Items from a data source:
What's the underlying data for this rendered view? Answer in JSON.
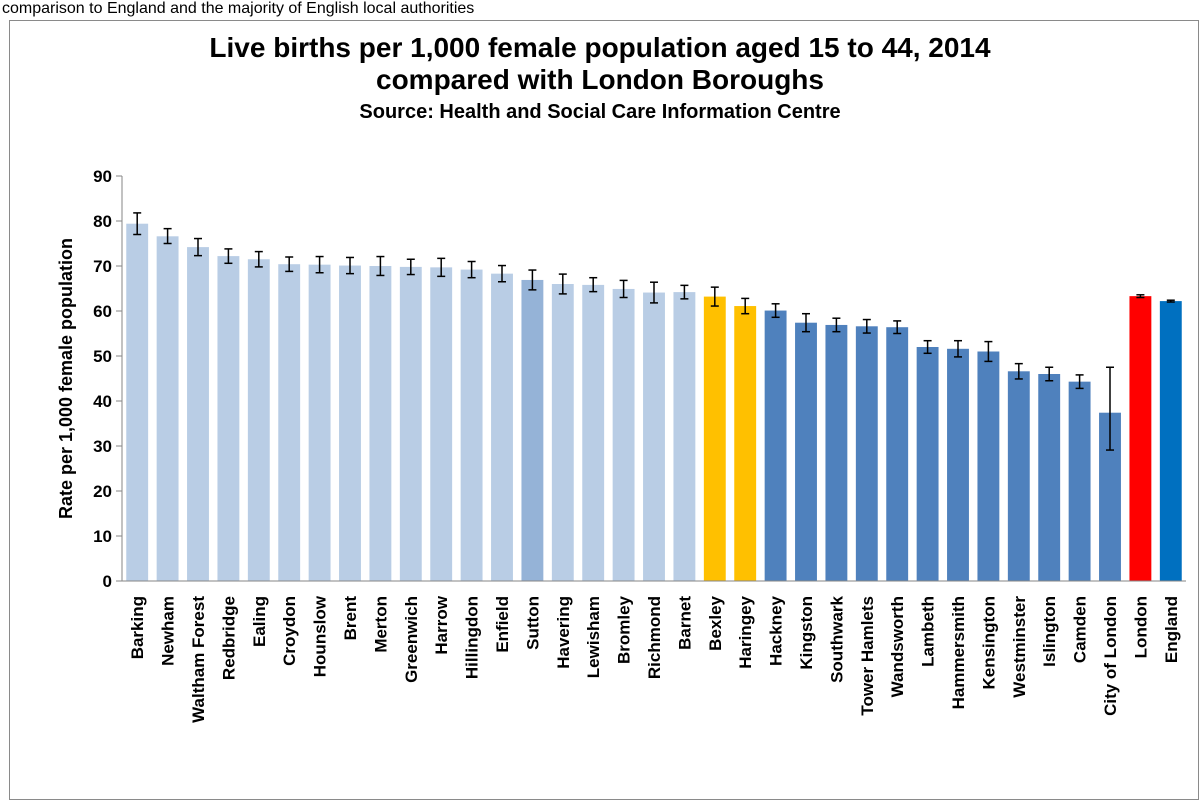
{
  "top_note": "comparison to England and the majority of English local authorities",
  "chart_data": {
    "type": "bar",
    "title": "Live births per 1,000 female population aged 15 to 44, 2014",
    "title_line2": "compared with London Boroughs",
    "subtitle": "Source: Health and Social Care Information Centre",
    "xlabel": "",
    "ylabel": "Rate per 1,000 female population",
    "ylim": [
      0,
      90
    ],
    "yticks": [
      "0",
      "10",
      "20",
      "30",
      "40",
      "50",
      "60",
      "70",
      "80",
      "90"
    ],
    "grid": false,
    "categories": [
      "Barking",
      "Newham",
      "Waltham Forest",
      "Redbridge",
      "Ealing",
      "Croydon",
      "Hounslow",
      "Brent",
      "Merton",
      "Greenwich",
      "Harrow",
      "Hillingdon",
      "Enfield",
      "Sutton",
      "Havering",
      "Lewisham",
      "Bromley",
      "Richmond",
      "Barnet",
      "Bexley",
      "Haringey",
      "Hackney",
      "Kingston",
      "Southwark",
      "Tower Hamlets",
      "Wandsworth",
      "Lambeth",
      "Hammersmith",
      "Kensington",
      "Westminster",
      "Islington",
      "Camden",
      "City of London",
      "London",
      "England"
    ],
    "values": [
      79.4,
      76.6,
      74.2,
      72.2,
      71.5,
      70.4,
      70.3,
      70.1,
      70.0,
      69.8,
      69.7,
      69.2,
      68.3,
      66.9,
      66.0,
      65.8,
      64.9,
      64.1,
      64.2,
      63.2,
      61.1,
      60.1,
      57.4,
      56.9,
      56.6,
      56.4,
      52.0,
      51.6,
      51.0,
      46.6,
      46.0,
      44.3,
      37.4,
      63.3,
      62.2
    ],
    "err_low": [
      77.0,
      75.0,
      72.3,
      70.6,
      69.8,
      68.8,
      68.5,
      68.3,
      67.9,
      68.1,
      67.7,
      67.4,
      66.5,
      64.7,
      63.8,
      64.3,
      63.0,
      61.8,
      62.7,
      61.1,
      59.4,
      58.6,
      55.4,
      55.4,
      55.1,
      55.0,
      50.6,
      49.8,
      48.8,
      44.9,
      44.5,
      42.8,
      29.1,
      63.0,
      62.0
    ],
    "err_high": [
      81.8,
      78.3,
      76.1,
      73.8,
      73.2,
      72.0,
      72.1,
      71.9,
      72.1,
      71.5,
      71.7,
      71.0,
      70.1,
      69.1,
      68.2,
      67.4,
      66.8,
      66.4,
      65.7,
      65.3,
      62.8,
      61.6,
      59.4,
      58.4,
      58.1,
      57.8,
      53.4,
      53.4,
      53.2,
      48.3,
      47.5,
      45.8,
      47.5,
      63.6,
      62.4
    ],
    "bar_colors": [
      "#b9cde5",
      "#b9cde5",
      "#b9cde5",
      "#b9cde5",
      "#b9cde5",
      "#b9cde5",
      "#b9cde5",
      "#b9cde5",
      "#b9cde5",
      "#b9cde5",
      "#b9cde5",
      "#b9cde5",
      "#b9cde5",
      "#95b3d7",
      "#b9cde5",
      "#b9cde5",
      "#b9cde5",
      "#b9cde5",
      "#b9cde5",
      "#ffc000",
      "#ffc000",
      "#4f81bd",
      "#4f81bd",
      "#4f81bd",
      "#4f81bd",
      "#4f81bd",
      "#4f81bd",
      "#4f81bd",
      "#4f81bd",
      "#4f81bd",
      "#4f81bd",
      "#4f81bd",
      "#4f81bd",
      "#ff0000",
      "#0070c0"
    ]
  }
}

• The request:
Each line in the records above should be reproduced exactly; images are not copied.

• Worked solution:
What's the underlying data for this rendered view? Answer in JSON.
{
  "top_note": "comparison to England and the majority of English local authorities",
  "chart_data": {
    "type": "bar",
    "title": "Live births per 1,000 female population aged 15 to 44, 2014",
    "title_line2": "compared with London Boroughs",
    "subtitle": "Source: Health and Social Care Information Centre",
    "xlabel": "",
    "ylabel": "Rate per 1,000 female population",
    "ylim": [
      0,
      90
    ],
    "yticks": [
      "0",
      "10",
      "20",
      "30",
      "40",
      "50",
      "60",
      "70",
      "80",
      "90"
    ],
    "grid": false,
    "categories": [
      "Barking",
      "Newham",
      "Waltham Forest",
      "Redbridge",
      "Ealing",
      "Croydon",
      "Hounslow",
      "Brent",
      "Merton",
      "Greenwich",
      "Harrow",
      "Hillingdon",
      "Enfield",
      "Sutton",
      "Havering",
      "Lewisham",
      "Bromley",
      "Richmond",
      "Barnet",
      "Bexley",
      "Haringey",
      "Hackney",
      "Kingston",
      "Southwark",
      "Tower Hamlets",
      "Wandsworth",
      "Lambeth",
      "Hammersmith",
      "Kensington",
      "Westminster",
      "Islington",
      "Camden",
      "City of London",
      "London",
      "England"
    ],
    "values": [
      79.4,
      76.6,
      74.2,
      72.2,
      71.5,
      70.4,
      70.3,
      70.1,
      70.0,
      69.8,
      69.7,
      69.2,
      68.3,
      66.9,
      66.0,
      65.8,
      64.9,
      64.1,
      64.2,
      63.2,
      61.1,
      60.1,
      57.4,
      56.9,
      56.6,
      56.4,
      52.0,
      51.6,
      51.0,
      46.6,
      46.0,
      44.3,
      37.4,
      63.3,
      62.2
    ],
    "err_low": [
      77.0,
      75.0,
      72.3,
      70.6,
      69.8,
      68.8,
      68.5,
      68.3,
      67.9,
      68.1,
      67.7,
      67.4,
      66.5,
      64.7,
      63.8,
      64.3,
      63.0,
      61.8,
      62.7,
      61.1,
      59.4,
      58.6,
      55.4,
      55.4,
      55.1,
      55.0,
      50.6,
      49.8,
      48.8,
      44.9,
      44.5,
      42.8,
      29.1,
      63.0,
      62.0
    ],
    "err_high": [
      81.8,
      78.3,
      76.1,
      73.8,
      73.2,
      72.0,
      72.1,
      71.9,
      72.1,
      71.5,
      71.7,
      71.0,
      70.1,
      69.1,
      68.2,
      67.4,
      66.8,
      66.4,
      65.7,
      65.3,
      62.8,
      61.6,
      59.4,
      58.4,
      58.1,
      57.8,
      53.4,
      53.4,
      53.2,
      48.3,
      47.5,
      45.8,
      47.5,
      63.6,
      62.4
    ],
    "bar_colors": [
      "#b9cde5",
      "#b9cde5",
      "#b9cde5",
      "#b9cde5",
      "#b9cde5",
      "#b9cde5",
      "#b9cde5",
      "#b9cde5",
      "#b9cde5",
      "#b9cde5",
      "#b9cde5",
      "#b9cde5",
      "#b9cde5",
      "#95b3d7",
      "#b9cde5",
      "#b9cde5",
      "#b9cde5",
      "#b9cde5",
      "#b9cde5",
      "#ffc000",
      "#ffc000",
      "#4f81bd",
      "#4f81bd",
      "#4f81bd",
      "#4f81bd",
      "#4f81bd",
      "#4f81bd",
      "#4f81bd",
      "#4f81bd",
      "#4f81bd",
      "#4f81bd",
      "#4f81bd",
      "#4f81bd",
      "#ff0000",
      "#0070c0"
    ]
  }
}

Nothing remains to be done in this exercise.